_Task objective:_ From the listing below, extract every line containing "this".

_Source data:_

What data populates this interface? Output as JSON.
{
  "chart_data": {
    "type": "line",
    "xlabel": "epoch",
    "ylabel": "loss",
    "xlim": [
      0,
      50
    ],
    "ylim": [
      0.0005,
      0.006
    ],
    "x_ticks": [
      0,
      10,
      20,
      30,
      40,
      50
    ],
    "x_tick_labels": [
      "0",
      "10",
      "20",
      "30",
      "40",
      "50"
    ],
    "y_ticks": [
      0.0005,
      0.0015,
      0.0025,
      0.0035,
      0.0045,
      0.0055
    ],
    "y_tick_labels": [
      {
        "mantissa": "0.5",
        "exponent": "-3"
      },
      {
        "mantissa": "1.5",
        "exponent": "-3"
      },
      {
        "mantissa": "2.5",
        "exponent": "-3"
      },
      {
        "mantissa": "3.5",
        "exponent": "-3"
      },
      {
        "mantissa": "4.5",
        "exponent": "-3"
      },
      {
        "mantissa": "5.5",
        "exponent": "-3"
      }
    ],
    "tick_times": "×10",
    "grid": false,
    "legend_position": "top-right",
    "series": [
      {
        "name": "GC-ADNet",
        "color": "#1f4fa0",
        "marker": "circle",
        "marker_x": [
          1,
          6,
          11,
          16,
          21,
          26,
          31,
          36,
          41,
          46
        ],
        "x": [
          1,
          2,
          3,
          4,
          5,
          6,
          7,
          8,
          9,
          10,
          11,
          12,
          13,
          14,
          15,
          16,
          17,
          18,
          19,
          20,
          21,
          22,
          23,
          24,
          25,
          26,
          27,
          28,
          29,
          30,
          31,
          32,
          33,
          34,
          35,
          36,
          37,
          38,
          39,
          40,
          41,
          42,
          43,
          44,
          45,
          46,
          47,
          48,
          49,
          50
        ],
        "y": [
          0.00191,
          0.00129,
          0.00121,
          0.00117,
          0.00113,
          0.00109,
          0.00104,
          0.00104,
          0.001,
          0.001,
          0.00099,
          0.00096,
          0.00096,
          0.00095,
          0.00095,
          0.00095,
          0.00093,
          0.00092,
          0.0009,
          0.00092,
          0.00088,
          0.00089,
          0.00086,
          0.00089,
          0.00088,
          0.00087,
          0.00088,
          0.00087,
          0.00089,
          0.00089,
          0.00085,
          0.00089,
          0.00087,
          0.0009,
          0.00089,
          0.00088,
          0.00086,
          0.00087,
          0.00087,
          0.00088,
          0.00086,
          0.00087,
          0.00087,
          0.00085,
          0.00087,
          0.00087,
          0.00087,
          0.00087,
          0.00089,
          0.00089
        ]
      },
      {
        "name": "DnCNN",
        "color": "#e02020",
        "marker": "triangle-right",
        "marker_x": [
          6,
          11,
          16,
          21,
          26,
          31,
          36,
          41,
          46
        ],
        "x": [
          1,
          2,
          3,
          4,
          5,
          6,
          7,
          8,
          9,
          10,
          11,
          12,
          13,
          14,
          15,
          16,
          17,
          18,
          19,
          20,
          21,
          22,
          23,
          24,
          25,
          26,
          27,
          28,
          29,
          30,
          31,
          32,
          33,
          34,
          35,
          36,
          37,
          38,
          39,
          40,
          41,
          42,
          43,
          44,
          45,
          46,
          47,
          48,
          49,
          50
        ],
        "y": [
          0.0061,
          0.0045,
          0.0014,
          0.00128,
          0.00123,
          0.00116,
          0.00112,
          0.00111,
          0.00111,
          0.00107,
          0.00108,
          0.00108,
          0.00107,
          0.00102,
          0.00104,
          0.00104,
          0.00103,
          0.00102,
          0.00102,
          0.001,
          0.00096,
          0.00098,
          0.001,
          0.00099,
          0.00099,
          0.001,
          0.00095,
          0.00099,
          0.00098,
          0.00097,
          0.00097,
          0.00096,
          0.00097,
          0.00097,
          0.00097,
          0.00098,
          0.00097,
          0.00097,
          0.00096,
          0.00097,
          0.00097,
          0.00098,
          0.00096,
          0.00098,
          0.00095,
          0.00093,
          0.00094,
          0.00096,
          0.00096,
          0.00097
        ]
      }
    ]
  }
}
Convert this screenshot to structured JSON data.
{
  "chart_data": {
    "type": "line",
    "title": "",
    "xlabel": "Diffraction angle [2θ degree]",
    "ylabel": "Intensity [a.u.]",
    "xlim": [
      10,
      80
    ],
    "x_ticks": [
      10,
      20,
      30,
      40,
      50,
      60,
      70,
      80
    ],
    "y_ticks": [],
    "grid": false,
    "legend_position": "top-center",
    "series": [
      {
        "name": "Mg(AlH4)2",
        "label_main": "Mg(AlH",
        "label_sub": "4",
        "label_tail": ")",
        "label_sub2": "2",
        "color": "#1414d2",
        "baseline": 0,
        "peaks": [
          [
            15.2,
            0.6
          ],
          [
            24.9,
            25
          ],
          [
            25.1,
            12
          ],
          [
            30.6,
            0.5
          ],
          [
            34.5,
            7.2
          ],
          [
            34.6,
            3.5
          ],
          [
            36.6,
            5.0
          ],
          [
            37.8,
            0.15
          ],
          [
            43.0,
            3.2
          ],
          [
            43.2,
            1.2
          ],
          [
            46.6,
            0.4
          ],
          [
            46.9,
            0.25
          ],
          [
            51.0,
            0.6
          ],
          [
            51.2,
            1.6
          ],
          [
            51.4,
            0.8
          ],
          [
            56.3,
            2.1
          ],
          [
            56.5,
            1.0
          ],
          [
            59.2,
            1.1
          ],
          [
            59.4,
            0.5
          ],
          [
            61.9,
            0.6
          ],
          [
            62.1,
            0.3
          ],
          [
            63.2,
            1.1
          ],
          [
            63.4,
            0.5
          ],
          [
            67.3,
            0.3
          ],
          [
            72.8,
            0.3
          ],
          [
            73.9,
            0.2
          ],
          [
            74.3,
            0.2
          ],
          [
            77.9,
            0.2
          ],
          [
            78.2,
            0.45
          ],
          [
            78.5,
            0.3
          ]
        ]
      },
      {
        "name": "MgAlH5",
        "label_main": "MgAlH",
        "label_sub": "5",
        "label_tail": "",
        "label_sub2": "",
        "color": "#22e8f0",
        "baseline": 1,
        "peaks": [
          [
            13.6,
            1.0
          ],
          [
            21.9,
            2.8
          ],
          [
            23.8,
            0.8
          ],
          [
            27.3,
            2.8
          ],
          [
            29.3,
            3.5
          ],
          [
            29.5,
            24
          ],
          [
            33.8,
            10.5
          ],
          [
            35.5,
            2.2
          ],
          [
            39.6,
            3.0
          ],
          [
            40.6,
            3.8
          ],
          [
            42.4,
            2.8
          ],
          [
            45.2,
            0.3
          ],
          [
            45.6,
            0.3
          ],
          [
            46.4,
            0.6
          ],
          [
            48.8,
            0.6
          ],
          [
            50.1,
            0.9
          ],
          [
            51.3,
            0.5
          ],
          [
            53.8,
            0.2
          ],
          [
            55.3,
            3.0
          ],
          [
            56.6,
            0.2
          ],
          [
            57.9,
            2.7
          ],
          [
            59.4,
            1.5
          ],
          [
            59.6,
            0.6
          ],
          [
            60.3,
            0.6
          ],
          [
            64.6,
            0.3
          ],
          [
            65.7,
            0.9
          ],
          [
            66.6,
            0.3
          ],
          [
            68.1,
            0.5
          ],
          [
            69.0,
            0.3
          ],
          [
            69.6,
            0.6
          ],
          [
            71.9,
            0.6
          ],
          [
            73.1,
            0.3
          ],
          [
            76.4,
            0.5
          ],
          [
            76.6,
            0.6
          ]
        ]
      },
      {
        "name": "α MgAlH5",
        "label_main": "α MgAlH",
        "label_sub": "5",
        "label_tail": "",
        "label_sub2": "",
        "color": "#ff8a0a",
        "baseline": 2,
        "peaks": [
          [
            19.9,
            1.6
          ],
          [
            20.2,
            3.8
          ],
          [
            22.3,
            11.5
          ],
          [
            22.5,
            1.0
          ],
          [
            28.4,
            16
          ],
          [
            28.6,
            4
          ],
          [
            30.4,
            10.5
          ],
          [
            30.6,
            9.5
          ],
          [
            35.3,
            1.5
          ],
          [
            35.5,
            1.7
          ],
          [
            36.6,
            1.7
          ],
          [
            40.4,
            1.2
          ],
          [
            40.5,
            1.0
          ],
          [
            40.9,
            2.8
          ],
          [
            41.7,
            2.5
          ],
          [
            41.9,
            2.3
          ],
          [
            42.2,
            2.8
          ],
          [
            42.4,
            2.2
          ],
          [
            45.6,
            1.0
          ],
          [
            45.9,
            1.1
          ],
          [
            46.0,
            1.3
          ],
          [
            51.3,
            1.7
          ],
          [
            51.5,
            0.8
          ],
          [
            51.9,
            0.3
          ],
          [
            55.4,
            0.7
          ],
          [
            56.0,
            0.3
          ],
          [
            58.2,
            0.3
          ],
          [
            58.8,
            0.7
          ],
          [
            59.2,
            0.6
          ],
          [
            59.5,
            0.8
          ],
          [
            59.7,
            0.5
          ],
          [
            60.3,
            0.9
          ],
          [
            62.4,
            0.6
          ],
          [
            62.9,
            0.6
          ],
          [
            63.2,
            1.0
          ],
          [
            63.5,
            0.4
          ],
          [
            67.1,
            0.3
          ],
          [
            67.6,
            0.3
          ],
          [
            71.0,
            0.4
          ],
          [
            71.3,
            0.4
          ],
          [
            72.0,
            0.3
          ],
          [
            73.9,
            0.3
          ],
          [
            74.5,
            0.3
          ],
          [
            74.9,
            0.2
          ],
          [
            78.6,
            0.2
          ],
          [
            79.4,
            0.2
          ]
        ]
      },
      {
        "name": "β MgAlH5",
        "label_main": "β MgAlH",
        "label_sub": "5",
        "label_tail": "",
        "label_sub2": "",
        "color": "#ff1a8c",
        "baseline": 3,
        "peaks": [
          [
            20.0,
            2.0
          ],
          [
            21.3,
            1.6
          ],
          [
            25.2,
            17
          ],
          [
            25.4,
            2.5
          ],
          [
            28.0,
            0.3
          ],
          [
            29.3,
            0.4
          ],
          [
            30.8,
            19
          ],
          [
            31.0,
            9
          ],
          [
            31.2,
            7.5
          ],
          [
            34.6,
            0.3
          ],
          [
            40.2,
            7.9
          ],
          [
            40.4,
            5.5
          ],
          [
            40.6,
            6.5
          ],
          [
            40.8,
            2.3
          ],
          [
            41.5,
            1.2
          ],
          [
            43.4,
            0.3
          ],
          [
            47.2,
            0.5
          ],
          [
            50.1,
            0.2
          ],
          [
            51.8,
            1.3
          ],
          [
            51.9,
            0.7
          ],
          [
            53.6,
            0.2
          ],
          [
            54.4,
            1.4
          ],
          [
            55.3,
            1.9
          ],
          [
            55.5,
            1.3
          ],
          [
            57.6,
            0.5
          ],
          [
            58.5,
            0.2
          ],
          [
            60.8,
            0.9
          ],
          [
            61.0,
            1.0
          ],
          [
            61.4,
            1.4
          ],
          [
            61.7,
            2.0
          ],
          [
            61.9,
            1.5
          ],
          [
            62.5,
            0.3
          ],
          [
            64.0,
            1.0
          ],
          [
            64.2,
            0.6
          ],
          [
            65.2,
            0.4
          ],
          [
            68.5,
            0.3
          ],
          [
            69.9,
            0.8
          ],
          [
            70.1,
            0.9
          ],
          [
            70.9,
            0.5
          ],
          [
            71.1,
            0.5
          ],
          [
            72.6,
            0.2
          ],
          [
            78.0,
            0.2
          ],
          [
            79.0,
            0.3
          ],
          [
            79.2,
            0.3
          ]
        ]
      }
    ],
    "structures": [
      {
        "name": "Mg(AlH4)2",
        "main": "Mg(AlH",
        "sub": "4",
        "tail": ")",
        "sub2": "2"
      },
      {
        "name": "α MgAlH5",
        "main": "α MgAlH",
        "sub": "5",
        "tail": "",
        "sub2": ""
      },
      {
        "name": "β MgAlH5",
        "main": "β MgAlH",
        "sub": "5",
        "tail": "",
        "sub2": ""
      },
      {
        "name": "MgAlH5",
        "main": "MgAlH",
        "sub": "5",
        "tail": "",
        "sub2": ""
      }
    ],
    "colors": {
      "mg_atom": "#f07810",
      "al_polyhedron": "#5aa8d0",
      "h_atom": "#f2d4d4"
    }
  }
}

_Solution to the exercise:_
What data populates this interface? Output as JSON.
Convert this screenshot to structured JSON data.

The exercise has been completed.